To be done = Print the entries below word for word; the pictures stay out of your copy.

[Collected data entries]

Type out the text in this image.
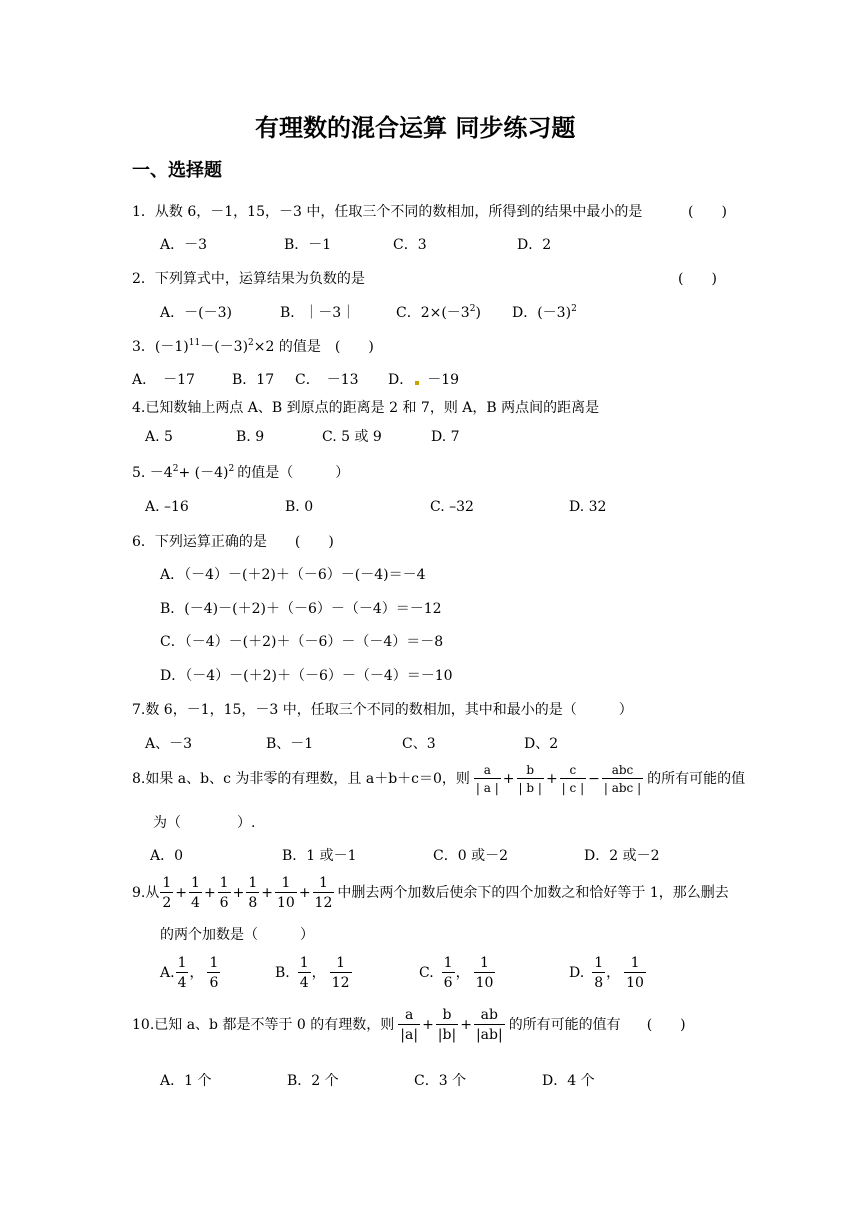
有理数的混合运算 同步练习题
一、选择题
1．从数 6，－1，15，－3 中，任取三个不同的数相加，所得到的结果中最小的是	(　　)
A．－3	B．－1	C．3	D．2
2．下列算式中，运算结果为负数的是	(　　)
A．－(－3)	B．｜－3｜	C．$2\times(-3^2)$ D．$(-3)^2$
3．$(-1)^{11}-(-3)^2\times 2$ 的值是　(　　)
A．　－17	B．17 C．　－13 D． －19
4.已知数轴上两点 A、B 到原点的距离是 2 和 7，则 A，B 两点间的距离是
A. 5	B. 9	C. 5 或 9	D. 7
5. $-4^2+ (-4)^2$ 的值是（　　　）
A. –16	B. 0	C. –32	D. 32
6．下列运算正确的是　　(　　)
A．（－4）－(＋2)＋（－6）－(－4)＝－4
B．(－4)－(＋2)＋（－6）－（－4）＝－12
C．（－4）－(＋2)＋（－6）－（－4）＝－8
D．（－4）－(＋2)＋（－6）－（－4）＝－10
7.数 6，－1，15，－3 中，任取三个不同的数相加，其中和最小的是（　　　）
A、－3	B、－1	C、3	D、2
8.如果 a、b、c 为非零的有理数，且 a＋b＋c＝0，则 $\frac{a}{| a |} + \frac{b}{| b |} + \frac{c}{| c |} - \frac{\text{abc}}{\text{| abc |}}$ 的所有可能的值
为（　　　　）.
A．0	B．1 或－1	C．0 或－2	D．2 或－2
9.从 $\frac{1}{2} + \frac{1}{4} + \frac{1}{6} + \frac{1}{8} + \frac{1}{10} + \frac{1}{12}$ 中删去两个加数后使余下的四个加数之和恰好等于 1，那么删去
的两个加数是（　　　）
A. $\frac{1}{4}$ ， $\frac{1}{6}$	B. $\frac{1}{4}$ ， $\frac{1}{12}$	C. $\frac{1}{6}$ ， $\frac{1}{10}$	D. $\frac{1}{8}$ ， $\frac{1}{10}$
10.已知 a、b 都是不等于 0 的有理数，则 $\frac{a}{|a|} + \frac{b}{|b|} + \frac{ab}{|ab|}$ 的所有可能的值有 (　　)
A．1 个	B．2 个	C．3 个	D．4 个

Expected answer =
Type out the text in this image.
有理数的混合运算 同步练习题
一、选择题
1．从数 6，－1，15，－3 中，任取三个不同的数相加，所得到的结果中最小的是	(　　)
A．－3	B．－1	C．3	D．2
2．下列算式中，运算结果为负数的是	(　　)
A．－(－3)	B．｜－3｜	C．$2\times(-3^2)$ D．$(-3)^2$
3．$(-1)^{11}-(-3)^2\times 2$ 的值是　(　　)
A．　－17	B．17 C．　－13 D． －19
4.已知数轴上两点 A、B 到原点的距离是 2 和 7，则 A，B 两点间的距离是
A. 5	B. 9	C. 5 或 9	D. 7
5. $-4^2+ (-4)^2$ 的值是（　　　）
A. –16	B. 0	C. –32	D. 32
6．下列运算正确的是　　(　　)
A．（－4）－(＋2)＋（－6）－(－4)＝－4
B．(－4)－(＋2)＋（－6）－（－4）＝－12
C．（－4）－(＋2)＋（－6）－（－4）＝－8
D．（－4）－(＋2)＋（－6）－（－4）＝－10
7.数 6，－1，15，－3 中，任取三个不同的数相加，其中和最小的是（　　　）
A、－3	B、－1	C、3	D、2
8.如果 a、b、c 为非零的有理数，且 a＋b＋c＝0，则 $\frac{a}{| a |} + \frac{b}{| b |} + \frac{c}{| c |} - \frac{\text{abc}}{\text{| abc |}}$ 的所有可能的值
为（　　　　）.
A．0	B．1 或－1	C．0 或－2	D．2 或－2
9.从 $\frac{1}{2} + \frac{1}{4} + \frac{1}{6} + \frac{1}{8} + \frac{1}{10} + \frac{1}{12}$ 中删去两个加数后使余下的四个加数之和恰好等于 1，那么删去
的两个加数是（　　　）
A. $\frac{1}{4}$ ， $\frac{1}{6}$	B. $\frac{1}{4}$ ， $\frac{1}{12}$	C. $\frac{1}{6}$ ， $\frac{1}{10}$	D. $\frac{1}{8}$ ， $\frac{1}{10}$
10.已知 a、b 都是不等于 0 的有理数，则 $\frac{a}{|a|} + \frac{b}{|b|} + \frac{ab}{|ab|}$ 的所有可能的值有 (　　)
A．1 个	B．2 个	C．3 个	D．4 个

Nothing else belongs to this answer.